**TASK BRIEF:**
Look at the entries below and reproduce them exactly.

______________________________

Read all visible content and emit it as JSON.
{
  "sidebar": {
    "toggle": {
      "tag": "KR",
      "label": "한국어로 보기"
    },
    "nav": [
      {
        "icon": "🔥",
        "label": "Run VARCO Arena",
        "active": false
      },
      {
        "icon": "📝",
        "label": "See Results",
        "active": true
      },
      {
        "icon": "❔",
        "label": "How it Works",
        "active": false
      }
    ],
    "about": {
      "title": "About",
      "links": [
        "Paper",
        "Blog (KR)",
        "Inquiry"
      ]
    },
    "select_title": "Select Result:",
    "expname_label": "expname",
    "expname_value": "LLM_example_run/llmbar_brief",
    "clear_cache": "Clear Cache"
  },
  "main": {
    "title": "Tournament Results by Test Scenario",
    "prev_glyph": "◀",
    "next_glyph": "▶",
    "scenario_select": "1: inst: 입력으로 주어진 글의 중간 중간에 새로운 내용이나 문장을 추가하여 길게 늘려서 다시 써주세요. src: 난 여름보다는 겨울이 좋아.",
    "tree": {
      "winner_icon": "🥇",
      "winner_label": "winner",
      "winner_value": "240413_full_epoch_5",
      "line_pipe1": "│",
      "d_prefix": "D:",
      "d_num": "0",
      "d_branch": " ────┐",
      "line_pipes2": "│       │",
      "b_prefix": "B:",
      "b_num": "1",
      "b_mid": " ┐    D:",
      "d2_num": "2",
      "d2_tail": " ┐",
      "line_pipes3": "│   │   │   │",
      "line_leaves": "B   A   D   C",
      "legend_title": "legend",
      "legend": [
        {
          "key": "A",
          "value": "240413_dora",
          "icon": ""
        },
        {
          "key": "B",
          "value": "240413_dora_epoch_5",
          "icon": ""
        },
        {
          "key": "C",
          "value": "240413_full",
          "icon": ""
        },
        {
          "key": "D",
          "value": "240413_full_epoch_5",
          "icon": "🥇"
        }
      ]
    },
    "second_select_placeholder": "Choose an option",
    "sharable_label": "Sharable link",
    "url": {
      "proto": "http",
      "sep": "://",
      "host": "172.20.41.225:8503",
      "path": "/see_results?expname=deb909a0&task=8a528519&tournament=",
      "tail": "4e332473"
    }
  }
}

______________________________

**FULL SOLUTION:**
Read all visible content and emit it as JSON.
{
  "sidebar": {
    "toggle": {
      "tag": "KR",
      "label": "한국어로 보기"
    },
    "nav": [
      {
        "icon": "🔥",
        "label": "Run VARCO Arena",
        "active": false
      },
      {
        "icon": "📝",
        "label": "See Results",
        "active": true
      },
      {
        "icon": "❔",
        "label": "How it Works",
        "active": false
      }
    ],
    "about": {
      "title": "About",
      "links": [
        "Paper",
        "Blog (KR)",
        "Inquiry"
      ]
    },
    "select_title": "Select Result:",
    "expname_label": "expname",
    "expname_value": "LLM_example_run/llmbar_brief",
    "clear_cache": "Clear Cache"
  },
  "main": {
    "title": "Tournament Results by Test Scenario",
    "prev_glyph": "◀",
    "next_glyph": "▶",
    "scenario_select": "1: inst: 입력으로 주어진 글의 중간 중간에 새로운 내용이나 문장을 추가하여 길게 늘려서 다시 써주세요. src: 난 여름보다는 겨울이 좋아.",
    "tree": {
      "winner_icon": "🥇",
      "winner_label": "winner",
      "winner_value": "240413_full_epoch_5",
      "line_pipe1": "│",
      "d_prefix": "D:",
      "d_num": "0",
      "d_branch": " ────┐",
      "line_pipes2": "│       │",
      "b_prefix": "B:",
      "b_num": "1",
      "b_mid": " ┐    D:",
      "d2_num": "2",
      "d2_tail": " ┐",
      "line_pipes3": "│   │   │   │",
      "line_leaves": "B   A   D   C",
      "legend_title": "legend",
      "legend": [
        {
          "key": "A",
          "value": "240413_dora",
          "icon": ""
        },
        {
          "key": "B",
          "value": "240413_dora_epoch_5",
          "icon": ""
        },
        {
          "key": "C",
          "value": "240413_full",
          "icon": ""
        },
        {
          "key": "D",
          "value": "240413_full_epoch_5",
          "icon": "🥇"
        }
      ]
    },
    "second_select_placeholder": "Choose an option",
    "sharable_label": "Sharable link",
    "url": {
      "proto": "http",
      "sep": "://",
      "host": "172.20.41.225:8503",
      "path": "/see_results?expname=deb909a0&task=8a528519&tournament=",
      "tail": "4e332473"
    }
  }
}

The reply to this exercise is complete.